▸ REQUIRED WORK
Copy every item below word for word, leaving out the pictures.

▸ DATA FOR THIS EXERCISE
* * *
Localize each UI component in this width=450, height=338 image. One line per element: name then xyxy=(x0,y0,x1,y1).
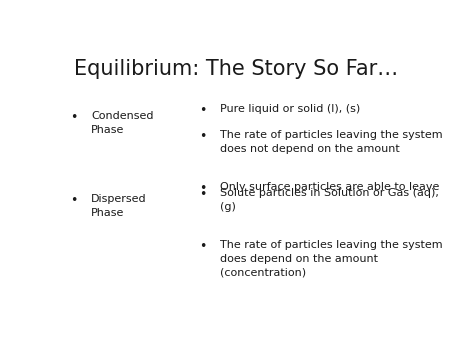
Text: •: • xyxy=(70,111,77,124)
Text: •: • xyxy=(199,183,207,195)
Text: •: • xyxy=(199,130,207,143)
Text: Pure liquid or solid (l), (s): Pure liquid or solid (l), (s) xyxy=(220,104,360,114)
Text: •: • xyxy=(199,188,207,201)
Text: The rate of particles leaving the system
does not depend on the amount: The rate of particles leaving the system… xyxy=(220,130,443,154)
Text: •: • xyxy=(199,240,207,253)
Text: Condensed
Phase: Condensed Phase xyxy=(91,111,153,135)
Text: •: • xyxy=(70,194,77,207)
Text: Solute particles in Solution or Gas (aq),
(g): Solute particles in Solution or Gas (aq)… xyxy=(220,188,439,212)
Text: Dispersed
Phase: Dispersed Phase xyxy=(91,194,147,218)
Text: Equilibrium: The Story So Far…: Equilibrium: The Story So Far… xyxy=(74,59,398,79)
Text: Only surface particles are able to leave: Only surface particles are able to leave xyxy=(220,183,440,192)
Text: The rate of particles leaving the system
does depend on the amount
(concentratio: The rate of particles leaving the system… xyxy=(220,240,443,277)
Text: •: • xyxy=(199,104,207,117)
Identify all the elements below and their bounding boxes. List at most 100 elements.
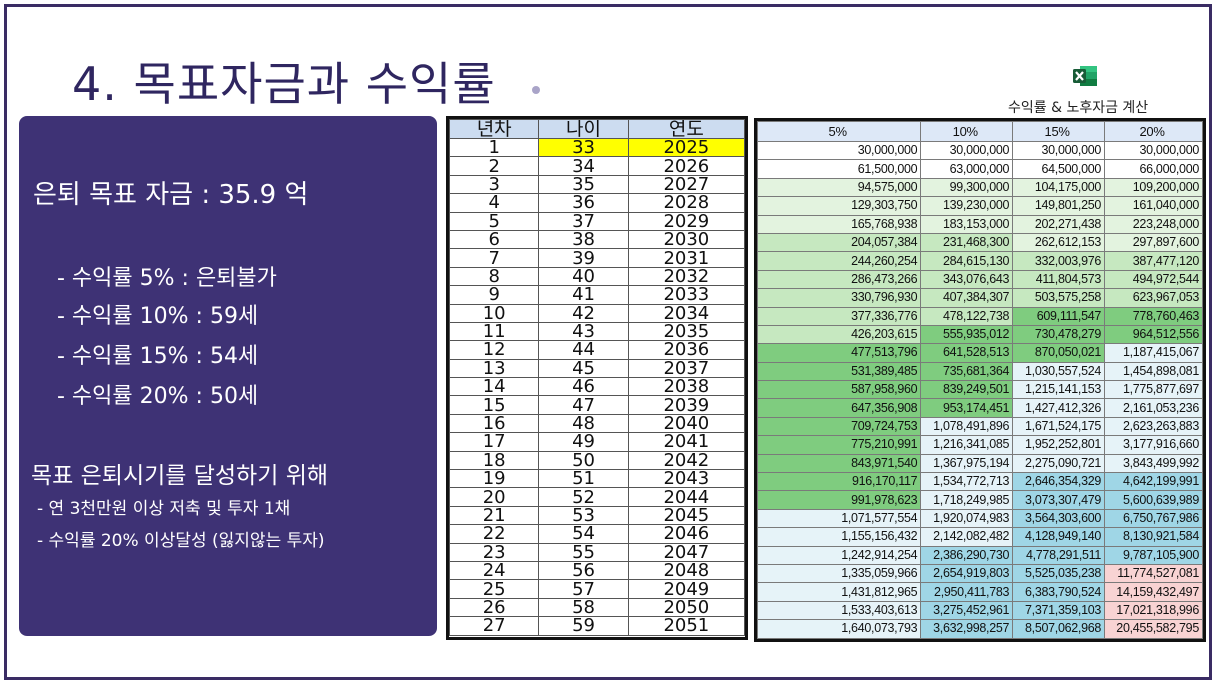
* * *
▸ FINAL RESULT
Localize each UI component in this width=450, height=338 image. One line per element: name then xyxy=(x0,y0,x1,y1).
Text: •: • xyxy=(70,111,77,124)
Text: •: • xyxy=(199,183,207,195)
Text: •: • xyxy=(199,130,207,143)
Text: Pure liquid or solid (l), (s): Pure liquid or solid (l), (s) xyxy=(220,104,360,114)
Text: •: • xyxy=(199,188,207,201)
Text: The rate of particles leaving the system
does not depend on the amount: The rate of particles leaving the system… xyxy=(220,130,443,154)
Text: •: • xyxy=(199,240,207,253)
Text: Condensed
Phase: Condensed Phase xyxy=(91,111,153,135)
Text: •: • xyxy=(70,194,77,207)
Text: Solute particles in Solution or Gas (aq),
(g): Solute particles in Solution or Gas (aq)… xyxy=(220,188,439,212)
Text: Dispersed
Phase: Dispersed Phase xyxy=(91,194,147,218)
Text: Equilibrium: The Story So Far…: Equilibrium: The Story So Far… xyxy=(74,59,398,79)
Text: Only surface particles are able to leave: Only surface particles are able to leave xyxy=(220,183,440,192)
Text: The rate of particles leaving the system
does depend on the amount
(concentratio: The rate of particles leaving the system… xyxy=(220,240,443,277)
Text: •: • xyxy=(199,104,207,117)
Identify all the elements below and their bounding boxes. List at most 100 elements.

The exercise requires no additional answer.